* _JOB_
Find how many lines in the data below mention "will". Give the number only.

* _EXTRACTED INFORMATION_
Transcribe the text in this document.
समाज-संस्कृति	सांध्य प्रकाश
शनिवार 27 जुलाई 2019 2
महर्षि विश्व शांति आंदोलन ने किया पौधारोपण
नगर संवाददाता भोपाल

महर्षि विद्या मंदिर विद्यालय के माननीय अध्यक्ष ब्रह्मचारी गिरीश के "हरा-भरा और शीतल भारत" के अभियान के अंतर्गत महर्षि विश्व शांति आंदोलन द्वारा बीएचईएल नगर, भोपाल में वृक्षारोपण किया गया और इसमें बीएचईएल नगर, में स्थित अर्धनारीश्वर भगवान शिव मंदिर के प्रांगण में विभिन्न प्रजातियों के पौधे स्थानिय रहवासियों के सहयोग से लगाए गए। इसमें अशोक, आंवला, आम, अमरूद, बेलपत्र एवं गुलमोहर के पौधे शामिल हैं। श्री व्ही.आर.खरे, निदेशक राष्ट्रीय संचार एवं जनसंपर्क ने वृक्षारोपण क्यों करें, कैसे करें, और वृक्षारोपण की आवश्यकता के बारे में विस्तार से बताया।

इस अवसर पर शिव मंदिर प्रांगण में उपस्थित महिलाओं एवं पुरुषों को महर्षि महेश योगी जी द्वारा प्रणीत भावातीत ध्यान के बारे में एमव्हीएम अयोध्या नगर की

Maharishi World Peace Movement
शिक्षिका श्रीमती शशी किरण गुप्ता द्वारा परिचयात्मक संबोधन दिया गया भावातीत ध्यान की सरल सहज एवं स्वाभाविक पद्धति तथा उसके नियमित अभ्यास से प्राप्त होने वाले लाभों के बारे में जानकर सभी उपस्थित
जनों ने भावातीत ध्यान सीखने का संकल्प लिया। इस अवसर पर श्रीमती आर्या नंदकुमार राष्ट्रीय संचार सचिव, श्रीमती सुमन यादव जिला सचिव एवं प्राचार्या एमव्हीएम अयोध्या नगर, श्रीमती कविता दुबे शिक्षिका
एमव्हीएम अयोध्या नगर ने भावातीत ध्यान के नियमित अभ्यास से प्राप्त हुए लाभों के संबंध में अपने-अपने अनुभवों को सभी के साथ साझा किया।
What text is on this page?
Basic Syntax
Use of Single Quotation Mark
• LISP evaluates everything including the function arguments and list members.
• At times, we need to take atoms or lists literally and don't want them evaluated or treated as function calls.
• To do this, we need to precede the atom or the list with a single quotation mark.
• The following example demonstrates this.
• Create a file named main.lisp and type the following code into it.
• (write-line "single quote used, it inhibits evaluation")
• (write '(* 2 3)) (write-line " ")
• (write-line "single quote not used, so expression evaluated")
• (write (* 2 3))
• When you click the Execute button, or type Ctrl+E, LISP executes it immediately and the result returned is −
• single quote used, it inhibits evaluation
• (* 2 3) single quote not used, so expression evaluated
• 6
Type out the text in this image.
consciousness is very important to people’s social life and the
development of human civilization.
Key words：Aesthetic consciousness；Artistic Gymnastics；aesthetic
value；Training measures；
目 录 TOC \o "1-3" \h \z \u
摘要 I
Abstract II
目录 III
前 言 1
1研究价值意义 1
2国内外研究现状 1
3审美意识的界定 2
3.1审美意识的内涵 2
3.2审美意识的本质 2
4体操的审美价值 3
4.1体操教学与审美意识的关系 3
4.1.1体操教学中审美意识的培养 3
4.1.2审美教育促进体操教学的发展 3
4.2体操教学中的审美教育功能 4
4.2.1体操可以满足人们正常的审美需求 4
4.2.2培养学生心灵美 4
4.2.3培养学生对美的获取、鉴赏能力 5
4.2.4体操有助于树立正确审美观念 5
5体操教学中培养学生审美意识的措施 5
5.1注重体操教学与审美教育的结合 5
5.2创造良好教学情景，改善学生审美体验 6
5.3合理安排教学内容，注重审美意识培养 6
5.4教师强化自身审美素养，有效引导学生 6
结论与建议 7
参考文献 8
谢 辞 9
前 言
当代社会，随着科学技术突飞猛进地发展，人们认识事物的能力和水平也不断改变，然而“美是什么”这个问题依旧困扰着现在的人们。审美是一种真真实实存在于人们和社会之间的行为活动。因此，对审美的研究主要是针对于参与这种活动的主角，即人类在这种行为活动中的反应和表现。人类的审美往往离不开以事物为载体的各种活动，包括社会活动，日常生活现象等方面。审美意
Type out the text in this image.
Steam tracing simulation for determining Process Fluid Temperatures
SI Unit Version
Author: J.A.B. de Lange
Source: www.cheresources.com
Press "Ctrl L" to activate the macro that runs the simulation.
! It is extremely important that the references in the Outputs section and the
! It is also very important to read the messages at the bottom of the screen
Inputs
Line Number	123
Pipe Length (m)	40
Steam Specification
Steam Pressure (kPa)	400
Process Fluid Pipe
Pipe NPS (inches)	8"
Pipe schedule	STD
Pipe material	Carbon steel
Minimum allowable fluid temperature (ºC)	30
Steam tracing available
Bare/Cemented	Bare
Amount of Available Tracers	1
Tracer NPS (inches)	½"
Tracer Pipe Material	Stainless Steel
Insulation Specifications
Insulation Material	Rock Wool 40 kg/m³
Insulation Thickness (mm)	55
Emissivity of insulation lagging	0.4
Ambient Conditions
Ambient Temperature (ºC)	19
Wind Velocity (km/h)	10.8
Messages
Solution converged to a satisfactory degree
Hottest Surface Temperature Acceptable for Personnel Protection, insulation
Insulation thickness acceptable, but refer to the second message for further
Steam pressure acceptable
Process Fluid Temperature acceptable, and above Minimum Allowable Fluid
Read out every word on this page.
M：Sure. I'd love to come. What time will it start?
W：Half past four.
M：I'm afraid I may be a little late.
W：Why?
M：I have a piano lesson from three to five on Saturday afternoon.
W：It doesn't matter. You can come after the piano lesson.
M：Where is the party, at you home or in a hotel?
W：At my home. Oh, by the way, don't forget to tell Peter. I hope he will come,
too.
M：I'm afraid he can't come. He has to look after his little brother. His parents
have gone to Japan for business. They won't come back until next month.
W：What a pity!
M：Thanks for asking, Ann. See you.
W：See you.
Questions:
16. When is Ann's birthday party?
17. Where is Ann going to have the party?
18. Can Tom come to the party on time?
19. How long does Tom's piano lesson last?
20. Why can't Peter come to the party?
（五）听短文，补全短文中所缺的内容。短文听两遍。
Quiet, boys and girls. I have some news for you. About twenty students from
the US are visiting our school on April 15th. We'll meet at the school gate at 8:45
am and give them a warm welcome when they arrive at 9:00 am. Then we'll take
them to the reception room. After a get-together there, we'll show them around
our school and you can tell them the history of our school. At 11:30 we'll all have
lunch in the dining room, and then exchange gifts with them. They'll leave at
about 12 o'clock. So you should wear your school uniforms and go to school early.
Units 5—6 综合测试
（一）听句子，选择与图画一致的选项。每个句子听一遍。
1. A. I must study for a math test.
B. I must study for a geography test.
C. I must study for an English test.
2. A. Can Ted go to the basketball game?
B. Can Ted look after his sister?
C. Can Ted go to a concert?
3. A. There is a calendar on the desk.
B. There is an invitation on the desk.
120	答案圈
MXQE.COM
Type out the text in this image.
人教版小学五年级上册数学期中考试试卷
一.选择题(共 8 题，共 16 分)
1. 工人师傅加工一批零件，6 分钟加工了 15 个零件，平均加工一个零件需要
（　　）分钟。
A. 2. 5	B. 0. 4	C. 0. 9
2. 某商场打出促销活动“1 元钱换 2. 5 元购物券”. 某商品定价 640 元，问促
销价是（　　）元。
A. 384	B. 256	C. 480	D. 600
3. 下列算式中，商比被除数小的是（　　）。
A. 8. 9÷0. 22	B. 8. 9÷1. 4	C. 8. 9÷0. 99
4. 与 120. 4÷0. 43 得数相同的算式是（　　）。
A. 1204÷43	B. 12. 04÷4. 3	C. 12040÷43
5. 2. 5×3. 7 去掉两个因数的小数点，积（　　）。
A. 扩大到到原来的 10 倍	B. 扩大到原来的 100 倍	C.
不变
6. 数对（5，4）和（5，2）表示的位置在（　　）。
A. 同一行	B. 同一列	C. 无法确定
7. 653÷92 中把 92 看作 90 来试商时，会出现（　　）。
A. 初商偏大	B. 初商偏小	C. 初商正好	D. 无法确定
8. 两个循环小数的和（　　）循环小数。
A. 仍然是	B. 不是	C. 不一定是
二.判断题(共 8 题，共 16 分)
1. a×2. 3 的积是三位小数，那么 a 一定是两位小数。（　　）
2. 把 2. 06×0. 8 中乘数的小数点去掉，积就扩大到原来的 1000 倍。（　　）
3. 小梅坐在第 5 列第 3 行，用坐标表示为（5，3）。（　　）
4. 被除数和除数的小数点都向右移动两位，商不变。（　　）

* _EXPECTED OUTPUT_
2